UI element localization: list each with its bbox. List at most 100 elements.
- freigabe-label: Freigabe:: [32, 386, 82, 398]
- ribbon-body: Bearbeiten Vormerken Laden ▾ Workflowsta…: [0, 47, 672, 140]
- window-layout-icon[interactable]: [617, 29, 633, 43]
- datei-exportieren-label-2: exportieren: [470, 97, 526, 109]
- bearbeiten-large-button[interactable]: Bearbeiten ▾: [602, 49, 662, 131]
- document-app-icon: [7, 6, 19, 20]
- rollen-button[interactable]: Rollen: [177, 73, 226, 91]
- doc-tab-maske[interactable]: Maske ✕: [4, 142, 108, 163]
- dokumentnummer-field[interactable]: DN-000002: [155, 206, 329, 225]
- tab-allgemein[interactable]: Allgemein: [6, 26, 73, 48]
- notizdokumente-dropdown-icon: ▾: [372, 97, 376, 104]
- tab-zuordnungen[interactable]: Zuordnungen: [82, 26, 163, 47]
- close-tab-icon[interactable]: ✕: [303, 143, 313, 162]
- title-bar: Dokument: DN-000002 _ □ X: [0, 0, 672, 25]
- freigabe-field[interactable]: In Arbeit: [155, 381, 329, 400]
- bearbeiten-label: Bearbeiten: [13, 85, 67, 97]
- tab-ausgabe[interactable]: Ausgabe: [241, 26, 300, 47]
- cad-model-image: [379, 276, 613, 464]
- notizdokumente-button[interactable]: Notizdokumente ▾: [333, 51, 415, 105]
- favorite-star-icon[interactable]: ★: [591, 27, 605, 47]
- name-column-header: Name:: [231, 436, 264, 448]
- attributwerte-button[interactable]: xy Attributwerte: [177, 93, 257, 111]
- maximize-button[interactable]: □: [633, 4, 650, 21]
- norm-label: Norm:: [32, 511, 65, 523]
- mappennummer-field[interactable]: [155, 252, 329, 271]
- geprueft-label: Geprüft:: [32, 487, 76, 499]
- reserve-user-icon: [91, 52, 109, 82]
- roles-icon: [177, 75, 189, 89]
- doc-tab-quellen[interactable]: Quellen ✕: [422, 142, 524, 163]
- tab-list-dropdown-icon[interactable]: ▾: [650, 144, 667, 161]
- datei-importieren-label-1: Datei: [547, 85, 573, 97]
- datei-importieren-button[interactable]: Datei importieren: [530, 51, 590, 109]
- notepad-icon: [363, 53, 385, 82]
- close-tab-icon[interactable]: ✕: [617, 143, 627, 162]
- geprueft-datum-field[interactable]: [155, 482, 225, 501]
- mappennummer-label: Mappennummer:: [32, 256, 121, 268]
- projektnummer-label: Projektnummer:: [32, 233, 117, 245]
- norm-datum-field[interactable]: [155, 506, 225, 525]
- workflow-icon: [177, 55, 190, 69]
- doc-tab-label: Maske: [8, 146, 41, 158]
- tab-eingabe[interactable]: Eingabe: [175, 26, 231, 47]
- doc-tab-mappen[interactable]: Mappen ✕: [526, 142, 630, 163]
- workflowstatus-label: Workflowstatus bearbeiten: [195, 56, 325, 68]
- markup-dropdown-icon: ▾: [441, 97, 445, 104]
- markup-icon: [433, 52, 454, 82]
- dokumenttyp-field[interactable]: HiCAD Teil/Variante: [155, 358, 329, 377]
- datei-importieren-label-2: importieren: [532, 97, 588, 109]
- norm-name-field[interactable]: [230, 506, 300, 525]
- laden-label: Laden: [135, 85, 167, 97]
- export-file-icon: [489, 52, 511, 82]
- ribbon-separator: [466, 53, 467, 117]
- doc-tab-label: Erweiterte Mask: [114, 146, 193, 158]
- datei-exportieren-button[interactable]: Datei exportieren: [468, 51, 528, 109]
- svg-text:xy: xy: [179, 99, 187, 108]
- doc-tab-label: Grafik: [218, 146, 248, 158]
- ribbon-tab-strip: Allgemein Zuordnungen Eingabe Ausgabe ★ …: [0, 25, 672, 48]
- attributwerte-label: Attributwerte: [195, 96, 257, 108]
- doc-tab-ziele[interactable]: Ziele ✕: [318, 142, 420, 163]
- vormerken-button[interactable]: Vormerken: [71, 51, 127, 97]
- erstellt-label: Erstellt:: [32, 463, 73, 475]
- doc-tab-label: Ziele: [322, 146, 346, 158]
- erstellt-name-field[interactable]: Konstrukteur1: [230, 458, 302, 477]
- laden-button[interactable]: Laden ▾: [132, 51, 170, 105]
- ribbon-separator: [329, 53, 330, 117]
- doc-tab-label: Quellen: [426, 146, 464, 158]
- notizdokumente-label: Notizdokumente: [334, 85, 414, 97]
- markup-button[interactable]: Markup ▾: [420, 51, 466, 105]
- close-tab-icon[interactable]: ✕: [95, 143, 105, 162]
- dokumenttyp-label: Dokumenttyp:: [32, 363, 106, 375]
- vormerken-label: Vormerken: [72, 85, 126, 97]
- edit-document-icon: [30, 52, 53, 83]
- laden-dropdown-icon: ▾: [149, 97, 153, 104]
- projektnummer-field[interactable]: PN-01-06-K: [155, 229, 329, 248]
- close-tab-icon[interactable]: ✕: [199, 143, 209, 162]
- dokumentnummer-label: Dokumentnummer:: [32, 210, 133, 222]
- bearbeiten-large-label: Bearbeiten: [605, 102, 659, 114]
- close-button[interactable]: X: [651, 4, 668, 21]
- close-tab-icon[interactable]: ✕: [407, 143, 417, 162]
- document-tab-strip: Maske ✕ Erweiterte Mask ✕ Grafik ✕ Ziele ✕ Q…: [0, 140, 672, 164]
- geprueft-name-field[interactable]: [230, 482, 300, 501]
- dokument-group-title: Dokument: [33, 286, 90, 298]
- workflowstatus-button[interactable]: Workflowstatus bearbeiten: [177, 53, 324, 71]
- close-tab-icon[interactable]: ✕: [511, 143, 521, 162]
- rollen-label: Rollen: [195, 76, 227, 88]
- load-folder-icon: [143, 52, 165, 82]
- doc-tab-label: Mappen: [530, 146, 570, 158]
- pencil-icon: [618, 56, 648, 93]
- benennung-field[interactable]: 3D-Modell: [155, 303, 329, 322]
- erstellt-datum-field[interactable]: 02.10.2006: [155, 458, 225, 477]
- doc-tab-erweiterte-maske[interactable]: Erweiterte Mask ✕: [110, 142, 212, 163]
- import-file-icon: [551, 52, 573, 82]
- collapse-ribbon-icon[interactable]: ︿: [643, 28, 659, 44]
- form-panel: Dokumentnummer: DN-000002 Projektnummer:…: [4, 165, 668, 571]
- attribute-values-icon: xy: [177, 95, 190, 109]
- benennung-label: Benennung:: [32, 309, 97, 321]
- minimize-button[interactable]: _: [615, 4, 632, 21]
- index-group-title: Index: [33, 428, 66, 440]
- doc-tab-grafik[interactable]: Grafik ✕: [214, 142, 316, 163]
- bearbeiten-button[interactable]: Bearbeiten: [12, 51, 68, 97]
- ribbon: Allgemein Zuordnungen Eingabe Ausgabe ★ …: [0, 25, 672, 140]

Your goal :: Reproduce the material above verbatim, line for line, without any additions, omissions, or alterations.

Worked solution ::
UI element localization: list each with its bbox. List at most 100 elements.
- freigabe-label: Freigabe:: [32, 386, 82, 398]
- ribbon-body: Bearbeiten Vormerken Laden ▾ Workflowsta…: [0, 47, 672, 140]
- window-layout-icon[interactable]: [617, 29, 633, 43]
- datei-exportieren-label-2: exportieren: [470, 97, 526, 109]
- bearbeiten-large-button[interactable]: Bearbeiten ▾: [602, 49, 662, 131]
- document-app-icon: [7, 6, 19, 20]
- rollen-button[interactable]: Rollen: [177, 73, 226, 91]
- doc-tab-maske[interactable]: Maske ✕: [4, 142, 108, 163]
- dokumentnummer-field[interactable]: DN-000002: [155, 206, 329, 225]
- tab-allgemein[interactable]: Allgemein: [6, 26, 73, 48]
- notizdokumente-dropdown-icon: ▾: [372, 97, 376, 104]
- tab-zuordnungen[interactable]: Zuordnungen: [82, 26, 163, 47]
- close-tab-icon[interactable]: ✕: [303, 143, 313, 162]
- title-bar: Dokument: DN-000002 _ □ X: [0, 0, 672, 25]
- freigabe-field[interactable]: In Arbeit: [155, 381, 329, 400]
- bearbeiten-label: Bearbeiten: [13, 85, 67, 97]
- tab-ausgabe[interactable]: Ausgabe: [241, 26, 300, 47]
- cad-model-image: [379, 276, 613, 464]
- notizdokumente-button[interactable]: Notizdokumente ▾: [333, 51, 415, 105]
- favorite-star-icon[interactable]: ★: [591, 27, 605, 47]
- name-column-header: Name:: [231, 436, 264, 448]
- attributwerte-button[interactable]: xy Attributwerte: [177, 93, 257, 111]
- maximize-button[interactable]: □: [633, 4, 650, 21]
- norm-label: Norm:: [32, 511, 65, 523]
- mappennummer-field[interactable]: [155, 252, 329, 271]
- geprueft-label: Geprüft:: [32, 487, 76, 499]
- reserve-user-icon: [91, 52, 109, 82]
- roles-icon: [177, 75, 189, 89]
- doc-tab-quellen[interactable]: Quellen ✕: [422, 142, 524, 163]
- tab-list-dropdown-icon[interactable]: ▾: [650, 144, 667, 161]
- datei-importieren-label-1: Datei: [547, 85, 573, 97]
- datei-importieren-button[interactable]: Datei importieren: [530, 51, 590, 109]
- notepad-icon: [363, 53, 385, 82]
- close-tab-icon[interactable]: ✕: [617, 143, 627, 162]
- geprueft-datum-field[interactable]: [155, 482, 225, 501]
- mappennummer-label: Mappennummer:: [32, 256, 121, 268]
- projektnummer-label: Projektnummer:: [32, 233, 117, 245]
- norm-datum-field[interactable]: [155, 506, 225, 525]
- workflow-icon: [177, 55, 190, 69]
- doc-tab-label: Maske: [8, 146, 41, 158]
- tab-eingabe[interactable]: Eingabe: [175, 26, 231, 47]
- doc-tab-mappen[interactable]: Mappen ✕: [526, 142, 630, 163]
- workflowstatus-label: Workflowstatus bearbeiten: [195, 56, 325, 68]
- markup-dropdown-icon: ▾: [441, 97, 445, 104]
- markup-icon: [433, 52, 454, 82]
- dokumenttyp-field[interactable]: HiCAD Teil/Variante: [155, 358, 329, 377]
- datei-importieren-label-2: importieren: [532, 97, 588, 109]
- norm-name-field[interactable]: [230, 506, 300, 525]
- laden-label: Laden: [135, 85, 167, 97]
- export-file-icon: [489, 52, 511, 82]
- ribbon-separator: [466, 53, 467, 117]
- doc-tab-label: Erweiterte Mask: [114, 146, 193, 158]
- datei-exportieren-button[interactable]: Datei exportieren: [468, 51, 528, 109]
- svg-text:xy: xy: [179, 99, 187, 108]
- doc-tab-label: Grafik: [218, 146, 248, 158]
- ribbon-tab-strip: Allgemein Zuordnungen Eingabe Ausgabe ★ …: [0, 25, 672, 48]
- attributwerte-label: Attributwerte: [195, 96, 257, 108]
- doc-tab-ziele[interactable]: Ziele ✕: [318, 142, 420, 163]
- vormerken-button[interactable]: Vormerken: [71, 51, 127, 97]
- erstellt-label: Erstellt:: [32, 463, 73, 475]
- doc-tab-label: Ziele: [322, 146, 346, 158]
- erstellt-name-field[interactable]: Konstrukteur1: [230, 458, 302, 477]
- laden-button[interactable]: Laden ▾: [132, 51, 170, 105]
- ribbon-separator: [329, 53, 330, 117]
- doc-tab-label: Quellen: [426, 146, 464, 158]
- notizdokumente-label: Notizdokumente: [334, 85, 414, 97]
- markup-button[interactable]: Markup ▾: [420, 51, 466, 105]
- close-tab-icon[interactable]: ✕: [95, 143, 105, 162]
- dokumenttyp-label: Dokumenttyp:: [32, 363, 106, 375]
- vormerken-label: Vormerken: [72, 85, 126, 97]
- edit-document-icon: [30, 52, 53, 83]
- laden-dropdown-icon: ▾: [149, 97, 153, 104]
- projektnummer-field[interactable]: PN-01-06-K: [155, 229, 329, 248]
- close-tab-icon[interactable]: ✕: [199, 143, 209, 162]
- dokumentnummer-label: Dokumentnummer:: [32, 210, 133, 222]
- bearbeiten-large-label: Bearbeiten: [605, 102, 659, 114]
- close-button[interactable]: X: [651, 4, 668, 21]
- close-tab-icon[interactable]: ✕: [407, 143, 417, 162]
- document-tab-strip: Maske ✕ Erweiterte Mask ✕ Grafik ✕ Ziele ✕ Q…: [0, 140, 672, 164]
- geprueft-name-field[interactable]: [230, 482, 300, 501]
- dokument-group-title: Dokument: [33, 286, 90, 298]
- workflowstatus-button[interactable]: Workflowstatus bearbeiten: [177, 53, 324, 71]
- close-tab-icon[interactable]: ✕: [511, 143, 521, 162]
- rollen-label: Rollen: [195, 76, 227, 88]
- load-folder-icon: [143, 52, 165, 82]
- doc-tab-label: Mappen: [530, 146, 570, 158]
- pencil-icon: [618, 56, 648, 93]
- benennung-field[interactable]: 3D-Modell: [155, 303, 329, 322]
- erstellt-datum-field[interactable]: 02.10.2006: [155, 458, 225, 477]
- doc-tab-erweiterte-maske[interactable]: Erweiterte Mask ✕: [110, 142, 212, 163]
- import-file-icon: [551, 52, 573, 82]
- collapse-ribbon-icon[interactable]: ︿: [643, 28, 659, 44]
- form-panel: Dokumentnummer: DN-000002 Projektnummer:…: [4, 165, 668, 571]
- attribute-values-icon: xy: [177, 95, 190, 109]
- benennung-label: Benennung:: [32, 309, 97, 321]
- minimize-button[interactable]: _: [615, 4, 632, 21]
- index-group-title: Index: [33, 428, 66, 440]
- doc-tab-grafik[interactable]: Grafik ✕: [214, 142, 316, 163]
- bearbeiten-button[interactable]: Bearbeiten: [12, 51, 68, 97]
- ribbon: Allgemein Zuordnungen Eingabe Ausgabe ★ …: [0, 25, 672, 140]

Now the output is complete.